══ Supplied data ══
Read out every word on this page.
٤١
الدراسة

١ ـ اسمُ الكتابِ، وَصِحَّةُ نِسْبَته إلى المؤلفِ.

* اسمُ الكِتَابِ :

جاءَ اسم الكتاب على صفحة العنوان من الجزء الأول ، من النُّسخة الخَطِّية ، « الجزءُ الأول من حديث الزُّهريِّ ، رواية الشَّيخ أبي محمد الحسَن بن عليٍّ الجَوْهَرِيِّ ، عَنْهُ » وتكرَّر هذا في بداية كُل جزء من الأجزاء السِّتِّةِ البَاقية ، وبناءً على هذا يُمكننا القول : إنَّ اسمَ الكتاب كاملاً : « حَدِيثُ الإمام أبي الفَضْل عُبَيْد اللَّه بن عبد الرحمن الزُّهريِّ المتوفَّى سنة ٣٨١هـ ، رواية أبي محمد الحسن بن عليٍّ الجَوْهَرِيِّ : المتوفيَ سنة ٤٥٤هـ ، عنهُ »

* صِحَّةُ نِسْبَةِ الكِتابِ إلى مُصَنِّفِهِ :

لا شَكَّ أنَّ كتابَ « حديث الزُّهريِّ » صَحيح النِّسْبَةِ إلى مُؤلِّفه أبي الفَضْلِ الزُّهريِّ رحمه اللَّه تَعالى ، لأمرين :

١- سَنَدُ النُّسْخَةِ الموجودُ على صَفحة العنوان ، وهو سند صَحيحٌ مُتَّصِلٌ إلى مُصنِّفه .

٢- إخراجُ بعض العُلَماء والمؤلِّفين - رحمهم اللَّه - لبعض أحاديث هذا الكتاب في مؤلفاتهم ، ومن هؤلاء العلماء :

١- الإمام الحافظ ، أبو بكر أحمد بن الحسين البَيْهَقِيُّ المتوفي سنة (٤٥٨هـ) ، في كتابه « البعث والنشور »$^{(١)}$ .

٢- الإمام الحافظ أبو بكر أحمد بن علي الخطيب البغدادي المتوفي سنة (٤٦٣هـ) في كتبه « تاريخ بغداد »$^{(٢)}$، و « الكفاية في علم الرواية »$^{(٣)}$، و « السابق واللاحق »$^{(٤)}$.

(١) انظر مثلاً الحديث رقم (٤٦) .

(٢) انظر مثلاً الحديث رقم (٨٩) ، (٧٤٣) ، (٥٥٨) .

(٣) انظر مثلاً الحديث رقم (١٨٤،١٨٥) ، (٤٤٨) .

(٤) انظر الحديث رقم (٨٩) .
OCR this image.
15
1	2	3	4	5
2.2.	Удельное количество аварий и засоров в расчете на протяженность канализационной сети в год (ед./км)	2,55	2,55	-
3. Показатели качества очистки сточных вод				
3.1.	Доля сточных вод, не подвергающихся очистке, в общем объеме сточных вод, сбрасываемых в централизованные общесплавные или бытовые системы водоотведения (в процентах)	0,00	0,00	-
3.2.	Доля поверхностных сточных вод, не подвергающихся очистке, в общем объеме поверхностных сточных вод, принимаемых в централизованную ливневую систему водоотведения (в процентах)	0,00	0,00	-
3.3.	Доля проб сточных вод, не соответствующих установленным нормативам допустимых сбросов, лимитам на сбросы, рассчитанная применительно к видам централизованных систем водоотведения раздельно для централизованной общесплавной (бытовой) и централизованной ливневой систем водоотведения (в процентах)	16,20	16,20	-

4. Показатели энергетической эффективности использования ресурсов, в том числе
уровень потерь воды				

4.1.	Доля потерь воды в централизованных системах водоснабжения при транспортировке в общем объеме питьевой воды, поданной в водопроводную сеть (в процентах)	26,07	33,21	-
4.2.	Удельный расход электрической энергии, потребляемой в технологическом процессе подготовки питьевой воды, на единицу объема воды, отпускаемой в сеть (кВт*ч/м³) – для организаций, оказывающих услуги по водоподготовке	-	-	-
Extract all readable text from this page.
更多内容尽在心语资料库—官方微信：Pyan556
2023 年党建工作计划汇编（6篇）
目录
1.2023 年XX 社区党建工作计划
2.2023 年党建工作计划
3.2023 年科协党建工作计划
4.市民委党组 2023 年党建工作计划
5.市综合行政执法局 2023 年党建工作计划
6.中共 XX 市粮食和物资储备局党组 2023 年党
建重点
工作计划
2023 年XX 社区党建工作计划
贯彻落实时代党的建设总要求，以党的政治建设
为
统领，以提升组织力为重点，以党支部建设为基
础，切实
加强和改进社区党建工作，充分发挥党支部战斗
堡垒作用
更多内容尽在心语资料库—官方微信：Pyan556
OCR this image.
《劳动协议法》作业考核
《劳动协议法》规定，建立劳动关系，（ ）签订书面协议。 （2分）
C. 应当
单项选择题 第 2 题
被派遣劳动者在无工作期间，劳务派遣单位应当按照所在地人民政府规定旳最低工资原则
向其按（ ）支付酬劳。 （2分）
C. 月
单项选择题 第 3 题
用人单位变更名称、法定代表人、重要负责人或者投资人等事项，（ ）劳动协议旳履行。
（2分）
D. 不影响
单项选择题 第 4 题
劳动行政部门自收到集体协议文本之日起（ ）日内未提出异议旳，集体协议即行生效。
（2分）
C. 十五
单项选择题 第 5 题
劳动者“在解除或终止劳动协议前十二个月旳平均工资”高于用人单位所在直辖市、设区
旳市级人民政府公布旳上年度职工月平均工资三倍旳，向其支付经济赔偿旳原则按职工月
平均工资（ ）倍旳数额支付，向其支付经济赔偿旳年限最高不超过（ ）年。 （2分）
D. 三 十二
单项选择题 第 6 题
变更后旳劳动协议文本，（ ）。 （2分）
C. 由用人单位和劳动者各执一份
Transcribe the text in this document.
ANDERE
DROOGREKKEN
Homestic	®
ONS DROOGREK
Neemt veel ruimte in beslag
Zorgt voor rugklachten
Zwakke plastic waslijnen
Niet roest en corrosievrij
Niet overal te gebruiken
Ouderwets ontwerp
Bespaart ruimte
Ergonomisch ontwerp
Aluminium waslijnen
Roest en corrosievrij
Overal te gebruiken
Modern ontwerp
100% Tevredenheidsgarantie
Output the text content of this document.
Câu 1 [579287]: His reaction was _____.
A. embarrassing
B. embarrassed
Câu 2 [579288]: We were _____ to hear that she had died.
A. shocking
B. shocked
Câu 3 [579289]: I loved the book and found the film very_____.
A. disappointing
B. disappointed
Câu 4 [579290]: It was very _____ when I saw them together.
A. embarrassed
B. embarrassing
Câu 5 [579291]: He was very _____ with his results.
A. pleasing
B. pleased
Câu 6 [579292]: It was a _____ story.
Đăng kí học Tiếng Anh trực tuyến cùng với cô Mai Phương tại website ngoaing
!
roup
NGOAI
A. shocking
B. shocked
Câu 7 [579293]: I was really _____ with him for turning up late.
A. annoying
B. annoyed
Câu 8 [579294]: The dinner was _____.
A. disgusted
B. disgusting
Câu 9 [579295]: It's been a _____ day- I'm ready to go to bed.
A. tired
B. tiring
═══
Work to do :: Retype exactly, please, each line from the line that contains "Transcribe the text in this document." through the last line of the entries above, with nothing added.

Right answer ::
Transcribe the text in this document.
ANDERE
DROOGREKKEN
Homestic	®
ONS DROOGREK
Neemt veel ruimte in beslag
Zorgt voor rugklachten
Zwakke plastic waslijnen
Niet roest en corrosievrij
Niet overal te gebruiken
Ouderwets ontwerp
Bespaart ruimte
Ergonomisch ontwerp
Aluminium waslijnen
Roest en corrosievrij
Overal te gebruiken
Modern ontwerp
100% Tevredenheidsgarantie
Output the text content of this document.
Câu 1 [579287]: His reaction was _____.
A. embarrassing
B. embarrassed
Câu 2 [579288]: We were _____ to hear that she had died.
A. shocking
B. shocked
Câu 3 [579289]: I loved the book and found the film very_____.
A. disappointing
B. disappointed
Câu 4 [579290]: It was very _____ when I saw them together.
A. embarrassed
B. embarrassing
Câu 5 [579291]: He was very _____ with his results.
A. pleasing
B. pleased
Câu 6 [579292]: It was a _____ story.
Đăng kí học Tiếng Anh trực tuyến cùng với cô Mai Phương tại website ngoaing
!
roup
NGOAI
A. shocking
B. shocked
Câu 7 [579293]: I was really _____ with him for turning up late.
A. annoying
B. annoyed
Câu 8 [579294]: The dinner was _____.
A. disgusted
B. disgusting
Câu 9 [579295]: It's been a _____ day- I'm ready to go to bed.
A. tired
B. tiring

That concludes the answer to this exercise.